***** RECORDS FOR THIS TASK *****

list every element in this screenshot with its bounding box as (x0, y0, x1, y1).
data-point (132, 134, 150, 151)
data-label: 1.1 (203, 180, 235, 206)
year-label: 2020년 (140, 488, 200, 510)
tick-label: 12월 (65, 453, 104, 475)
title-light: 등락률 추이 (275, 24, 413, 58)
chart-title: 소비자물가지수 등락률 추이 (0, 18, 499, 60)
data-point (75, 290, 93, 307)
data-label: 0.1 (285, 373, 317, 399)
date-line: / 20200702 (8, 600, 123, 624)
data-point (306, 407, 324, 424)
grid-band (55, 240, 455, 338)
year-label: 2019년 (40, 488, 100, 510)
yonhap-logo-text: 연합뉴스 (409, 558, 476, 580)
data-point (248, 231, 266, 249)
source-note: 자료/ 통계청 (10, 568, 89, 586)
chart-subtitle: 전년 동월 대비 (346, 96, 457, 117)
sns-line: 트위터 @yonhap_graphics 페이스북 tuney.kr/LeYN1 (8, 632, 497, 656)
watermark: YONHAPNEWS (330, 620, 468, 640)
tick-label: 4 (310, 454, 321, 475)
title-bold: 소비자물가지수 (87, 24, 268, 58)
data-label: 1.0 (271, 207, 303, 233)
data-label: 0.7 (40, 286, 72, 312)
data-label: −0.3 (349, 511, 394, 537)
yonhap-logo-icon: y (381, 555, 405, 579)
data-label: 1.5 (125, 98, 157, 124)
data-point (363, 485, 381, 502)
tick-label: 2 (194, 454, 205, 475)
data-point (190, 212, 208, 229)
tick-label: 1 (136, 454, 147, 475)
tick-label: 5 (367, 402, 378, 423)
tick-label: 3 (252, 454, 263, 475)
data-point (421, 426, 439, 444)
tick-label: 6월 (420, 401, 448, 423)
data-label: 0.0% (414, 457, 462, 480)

*****

Can you rewrite the data above with every "data-point" changed to "marker" and nothing else altered?

list every element in this screenshot with its bounding box as (x0, y0, x1, y1).
marker (132, 134, 150, 151)
data-label: 1.1 (203, 180, 235, 206)
year-label: 2020년 (140, 488, 200, 510)
tick-label: 12월 (65, 453, 104, 475)
title-light: 등락률 추이 (275, 24, 413, 58)
chart-title: 소비자물가지수 등락률 추이 (0, 18, 499, 60)
marker (75, 290, 93, 307)
data-label: 0.1 (285, 373, 317, 399)
date-line: / 20200702 (8, 600, 123, 624)
marker (306, 407, 324, 424)
grid-band (55, 240, 455, 338)
year-label: 2019년 (40, 488, 100, 510)
yonhap-logo-text: 연합뉴스 (409, 558, 476, 580)
marker (248, 231, 266, 249)
source-note: 자료/ 통계청 (10, 568, 89, 586)
chart-subtitle: 전년 동월 대비 (346, 96, 457, 117)
sns-line: 트위터 @yonhap_graphics 페이스북 tuney.kr/LeYN1 (8, 632, 497, 656)
watermark: YONHAPNEWS (330, 620, 468, 640)
tick-label: 4 (310, 454, 321, 475)
title-bold: 소비자물가지수 (87, 24, 268, 58)
data-label: 1.0 (271, 207, 303, 233)
data-label: 0.7 (40, 286, 72, 312)
data-label: −0.3 (349, 511, 394, 537)
yonhap-logo-icon: y (381, 555, 405, 579)
data-label: 1.5 (125, 98, 157, 124)
marker (363, 485, 381, 502)
tick-label: 2 (194, 454, 205, 475)
marker (190, 212, 208, 229)
tick-label: 1 (136, 454, 147, 475)
tick-label: 5 (367, 402, 378, 423)
tick-label: 3 (252, 454, 263, 475)
marker (421, 426, 439, 444)
tick-label: 6월 (420, 401, 448, 423)
data-label: 0.0% (414, 457, 462, 480)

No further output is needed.